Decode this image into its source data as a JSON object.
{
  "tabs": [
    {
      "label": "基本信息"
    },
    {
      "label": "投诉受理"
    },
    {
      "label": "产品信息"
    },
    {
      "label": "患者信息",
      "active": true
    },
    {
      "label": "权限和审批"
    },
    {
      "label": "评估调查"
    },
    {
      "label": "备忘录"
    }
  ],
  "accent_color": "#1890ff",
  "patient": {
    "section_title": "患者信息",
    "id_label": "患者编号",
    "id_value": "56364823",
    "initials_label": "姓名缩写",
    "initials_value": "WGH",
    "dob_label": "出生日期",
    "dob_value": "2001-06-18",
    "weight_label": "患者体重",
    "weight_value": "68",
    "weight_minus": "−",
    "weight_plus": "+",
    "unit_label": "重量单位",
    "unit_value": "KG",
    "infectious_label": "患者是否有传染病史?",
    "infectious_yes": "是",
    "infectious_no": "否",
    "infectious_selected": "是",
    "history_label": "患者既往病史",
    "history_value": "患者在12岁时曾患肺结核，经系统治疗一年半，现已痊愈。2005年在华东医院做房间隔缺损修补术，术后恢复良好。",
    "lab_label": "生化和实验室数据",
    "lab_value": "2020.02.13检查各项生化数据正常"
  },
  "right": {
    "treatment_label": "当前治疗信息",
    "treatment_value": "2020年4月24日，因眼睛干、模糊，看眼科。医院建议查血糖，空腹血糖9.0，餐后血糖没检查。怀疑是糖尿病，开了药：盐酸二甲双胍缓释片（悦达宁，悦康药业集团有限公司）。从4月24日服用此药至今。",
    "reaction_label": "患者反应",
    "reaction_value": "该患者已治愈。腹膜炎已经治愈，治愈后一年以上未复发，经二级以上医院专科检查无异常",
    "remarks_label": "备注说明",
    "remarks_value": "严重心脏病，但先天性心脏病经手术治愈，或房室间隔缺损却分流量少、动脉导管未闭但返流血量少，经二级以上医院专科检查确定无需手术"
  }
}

_Exercise objective_
Give back all the records exactly as they stand.

_Solution to the problem_
Decode this image into its source data as a JSON object.
{
  "tabs": [
    {
      "label": "基本信息"
    },
    {
      "label": "投诉受理"
    },
    {
      "label": "产品信息"
    },
    {
      "label": "患者信息",
      "active": true
    },
    {
      "label": "权限和审批"
    },
    {
      "label": "评估调查"
    },
    {
      "label": "备忘录"
    }
  ],
  "accent_color": "#1890ff",
  "patient": {
    "section_title": "患者信息",
    "id_label": "患者编号",
    "id_value": "56364823",
    "initials_label": "姓名缩写",
    "initials_value": "WGH",
    "dob_label": "出生日期",
    "dob_value": "2001-06-18",
    "weight_label": "患者体重",
    "weight_value": "68",
    "weight_minus": "−",
    "weight_plus": "+",
    "unit_label": "重量单位",
    "unit_value": "KG",
    "infectious_label": "患者是否有传染病史?",
    "infectious_yes": "是",
    "infectious_no": "否",
    "infectious_selected": "是",
    "history_label": "患者既往病史",
    "history_value": "患者在12岁时曾患肺结核，经系统治疗一年半，现已痊愈。2005年在华东医院做房间隔缺损修补术，术后恢复良好。",
    "lab_label": "生化和实验室数据",
    "lab_value": "2020.02.13检查各项生化数据正常"
  },
  "right": {
    "treatment_label": "当前治疗信息",
    "treatment_value": "2020年4月24日，因眼睛干、模糊，看眼科。医院建议查血糖，空腹血糖9.0，餐后血糖没检查。怀疑是糖尿病，开了药：盐酸二甲双胍缓释片（悦达宁，悦康药业集团有限公司）。从4月24日服用此药至今。",
    "reaction_label": "患者反应",
    "reaction_value": "该患者已治愈。腹膜炎已经治愈，治愈后一年以上未复发，经二级以上医院专科检查无异常",
    "remarks_label": "备注说明",
    "remarks_value": "严重心脏病，但先天性心脏病经手术治愈，或房室间隔缺损却分流量少、动脉导管未闭但返流血量少，经二级以上医院专科检查确定无需手术"
  }
}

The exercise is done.